THE TASK: Return exactly the span of lines that opens with the line containing "What's the underlying" and closes with the last line of the data, inclusive.

EXERCISE DATA:
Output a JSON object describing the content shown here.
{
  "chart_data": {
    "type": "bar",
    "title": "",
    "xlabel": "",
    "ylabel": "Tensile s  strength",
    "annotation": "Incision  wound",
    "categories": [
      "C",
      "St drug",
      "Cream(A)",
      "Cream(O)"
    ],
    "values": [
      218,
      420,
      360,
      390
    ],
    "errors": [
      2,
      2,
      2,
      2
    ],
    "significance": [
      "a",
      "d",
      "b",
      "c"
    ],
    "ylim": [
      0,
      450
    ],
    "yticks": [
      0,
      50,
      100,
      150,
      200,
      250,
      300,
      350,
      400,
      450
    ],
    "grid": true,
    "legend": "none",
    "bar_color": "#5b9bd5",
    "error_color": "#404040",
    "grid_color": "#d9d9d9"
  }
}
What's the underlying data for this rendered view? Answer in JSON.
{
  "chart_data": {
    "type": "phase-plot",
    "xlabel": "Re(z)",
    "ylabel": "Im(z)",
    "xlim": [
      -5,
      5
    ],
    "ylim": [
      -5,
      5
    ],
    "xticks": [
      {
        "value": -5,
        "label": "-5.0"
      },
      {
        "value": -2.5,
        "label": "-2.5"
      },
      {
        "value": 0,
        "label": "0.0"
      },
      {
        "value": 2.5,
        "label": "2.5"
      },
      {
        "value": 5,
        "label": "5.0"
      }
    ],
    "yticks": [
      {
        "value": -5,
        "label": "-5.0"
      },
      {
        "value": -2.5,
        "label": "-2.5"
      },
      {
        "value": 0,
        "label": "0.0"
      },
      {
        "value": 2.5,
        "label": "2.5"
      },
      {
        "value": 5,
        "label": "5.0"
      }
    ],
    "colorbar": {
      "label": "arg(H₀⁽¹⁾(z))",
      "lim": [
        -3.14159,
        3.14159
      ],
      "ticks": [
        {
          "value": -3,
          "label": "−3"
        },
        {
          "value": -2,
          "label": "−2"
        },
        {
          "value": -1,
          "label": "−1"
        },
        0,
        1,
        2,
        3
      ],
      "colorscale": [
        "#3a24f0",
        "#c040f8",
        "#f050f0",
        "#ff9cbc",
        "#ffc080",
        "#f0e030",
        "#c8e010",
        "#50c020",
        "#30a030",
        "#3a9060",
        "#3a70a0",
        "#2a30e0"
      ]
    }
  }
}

ANSWER TO THIS TASK:
What's the underlying data for this rendered view? Answer in JSON.
{
  "chart_data": {
    "type": "phase-plot",
    "xlabel": "Re(z)",
    "ylabel": "Im(z)",
    "xlim": [
      -5,
      5
    ],
    "ylim": [
      -5,
      5
    ],
    "xticks": [
      {
        "value": -5,
        "label": "-5.0"
      },
      {
        "value": -2.5,
        "label": "-2.5"
      },
      {
        "value": 0,
        "label": "0.0"
      },
      {
        "value": 2.5,
        "label": "2.5"
      },
      {
        "value": 5,
        "label": "5.0"
      }
    ],
    "yticks": [
      {
        "value": -5,
        "label": "-5.0"
      },
      {
        "value": -2.5,
        "label": "-2.5"
      },
      {
        "value": 0,
        "label": "0.0"
      },
      {
        "value": 2.5,
        "label": "2.5"
      },
      {
        "value": 5,
        "label": "5.0"
      }
    ],
    "colorbar": {
      "label": "arg(H₀⁽¹⁾(z))",
      "lim": [
        -3.14159,
        3.14159
      ],
      "ticks": [
        {
          "value": -3,
          "label": "−3"
        },
        {
          "value": -2,
          "label": "−2"
        },
        {
          "value": -1,
          "label": "−1"
        },
        0,
        1,
        2,
        3
      ],
      "colorscale": [
        "#3a24f0",
        "#c040f8",
        "#f050f0",
        "#ff9cbc",
        "#ffc080",
        "#f0e030",
        "#c8e010",
        "#50c020",
        "#30a030",
        "#3a9060",
        "#3a70a0",
        "#2a30e0"
      ]
    }
  }
}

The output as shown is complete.